Goal
From the listing below, pull each line that includes "services".

:: Extracted material

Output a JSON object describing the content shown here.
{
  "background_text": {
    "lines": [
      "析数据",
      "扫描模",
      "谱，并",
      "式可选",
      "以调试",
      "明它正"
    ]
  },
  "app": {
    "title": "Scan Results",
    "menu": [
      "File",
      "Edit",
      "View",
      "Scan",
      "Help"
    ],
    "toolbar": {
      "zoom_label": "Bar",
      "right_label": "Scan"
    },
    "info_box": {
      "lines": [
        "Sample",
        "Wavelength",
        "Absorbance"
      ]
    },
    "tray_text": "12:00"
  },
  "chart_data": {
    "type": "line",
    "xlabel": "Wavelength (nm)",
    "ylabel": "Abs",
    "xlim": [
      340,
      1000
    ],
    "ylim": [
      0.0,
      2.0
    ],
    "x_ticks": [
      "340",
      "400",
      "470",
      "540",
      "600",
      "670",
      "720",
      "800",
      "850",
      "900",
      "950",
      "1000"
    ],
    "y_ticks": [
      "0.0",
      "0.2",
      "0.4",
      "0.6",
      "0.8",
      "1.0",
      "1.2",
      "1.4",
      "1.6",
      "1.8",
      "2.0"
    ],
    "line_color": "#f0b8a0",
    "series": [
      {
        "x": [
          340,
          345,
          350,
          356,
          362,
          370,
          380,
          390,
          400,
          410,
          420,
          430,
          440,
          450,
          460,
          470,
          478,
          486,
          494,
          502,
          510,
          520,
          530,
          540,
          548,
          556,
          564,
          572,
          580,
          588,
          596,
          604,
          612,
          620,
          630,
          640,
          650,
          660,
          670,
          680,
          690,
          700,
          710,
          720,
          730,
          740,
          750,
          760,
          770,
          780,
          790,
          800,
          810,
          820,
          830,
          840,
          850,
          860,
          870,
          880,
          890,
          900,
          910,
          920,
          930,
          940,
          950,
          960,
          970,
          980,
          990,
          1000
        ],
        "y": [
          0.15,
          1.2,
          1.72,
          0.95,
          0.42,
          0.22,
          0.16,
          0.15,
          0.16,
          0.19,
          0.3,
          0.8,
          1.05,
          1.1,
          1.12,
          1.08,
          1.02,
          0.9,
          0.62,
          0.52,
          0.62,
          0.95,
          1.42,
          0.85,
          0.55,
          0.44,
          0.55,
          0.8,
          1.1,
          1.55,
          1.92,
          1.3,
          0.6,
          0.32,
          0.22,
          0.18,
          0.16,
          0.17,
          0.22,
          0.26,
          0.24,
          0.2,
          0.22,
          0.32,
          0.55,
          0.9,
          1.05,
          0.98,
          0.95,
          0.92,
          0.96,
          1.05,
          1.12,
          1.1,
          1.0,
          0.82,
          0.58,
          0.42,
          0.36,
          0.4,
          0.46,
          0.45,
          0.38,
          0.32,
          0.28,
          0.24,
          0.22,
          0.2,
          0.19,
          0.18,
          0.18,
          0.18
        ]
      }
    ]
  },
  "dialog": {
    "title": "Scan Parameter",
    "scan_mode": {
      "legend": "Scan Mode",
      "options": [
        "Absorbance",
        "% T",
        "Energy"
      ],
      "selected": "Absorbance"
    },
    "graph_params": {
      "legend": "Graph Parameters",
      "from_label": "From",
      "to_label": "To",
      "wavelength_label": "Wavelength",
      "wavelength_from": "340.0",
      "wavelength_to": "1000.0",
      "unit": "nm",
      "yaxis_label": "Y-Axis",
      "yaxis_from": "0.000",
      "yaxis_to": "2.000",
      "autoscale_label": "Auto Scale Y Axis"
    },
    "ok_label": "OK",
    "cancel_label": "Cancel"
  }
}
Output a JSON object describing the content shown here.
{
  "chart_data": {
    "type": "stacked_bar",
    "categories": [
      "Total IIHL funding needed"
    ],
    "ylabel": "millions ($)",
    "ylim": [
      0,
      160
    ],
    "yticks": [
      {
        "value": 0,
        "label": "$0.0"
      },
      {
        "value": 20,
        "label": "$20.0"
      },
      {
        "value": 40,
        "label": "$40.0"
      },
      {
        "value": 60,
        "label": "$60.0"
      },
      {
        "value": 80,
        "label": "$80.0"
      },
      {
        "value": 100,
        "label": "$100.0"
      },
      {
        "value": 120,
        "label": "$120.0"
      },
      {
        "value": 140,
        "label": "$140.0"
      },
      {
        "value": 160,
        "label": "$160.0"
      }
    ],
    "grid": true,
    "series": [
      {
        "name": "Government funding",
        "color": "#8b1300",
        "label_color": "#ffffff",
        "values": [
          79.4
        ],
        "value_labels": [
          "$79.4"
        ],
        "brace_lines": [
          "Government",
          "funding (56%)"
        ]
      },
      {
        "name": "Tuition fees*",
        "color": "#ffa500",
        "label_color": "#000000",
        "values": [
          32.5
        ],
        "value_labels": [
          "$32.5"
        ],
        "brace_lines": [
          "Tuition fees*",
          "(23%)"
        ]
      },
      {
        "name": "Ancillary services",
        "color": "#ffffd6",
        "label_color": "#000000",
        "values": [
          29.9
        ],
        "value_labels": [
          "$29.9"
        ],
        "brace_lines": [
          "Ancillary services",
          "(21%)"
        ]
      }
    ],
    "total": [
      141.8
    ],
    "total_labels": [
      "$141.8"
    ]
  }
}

::::

Exercise solution
        "name": "Ancillary services",
          "Ancillary services",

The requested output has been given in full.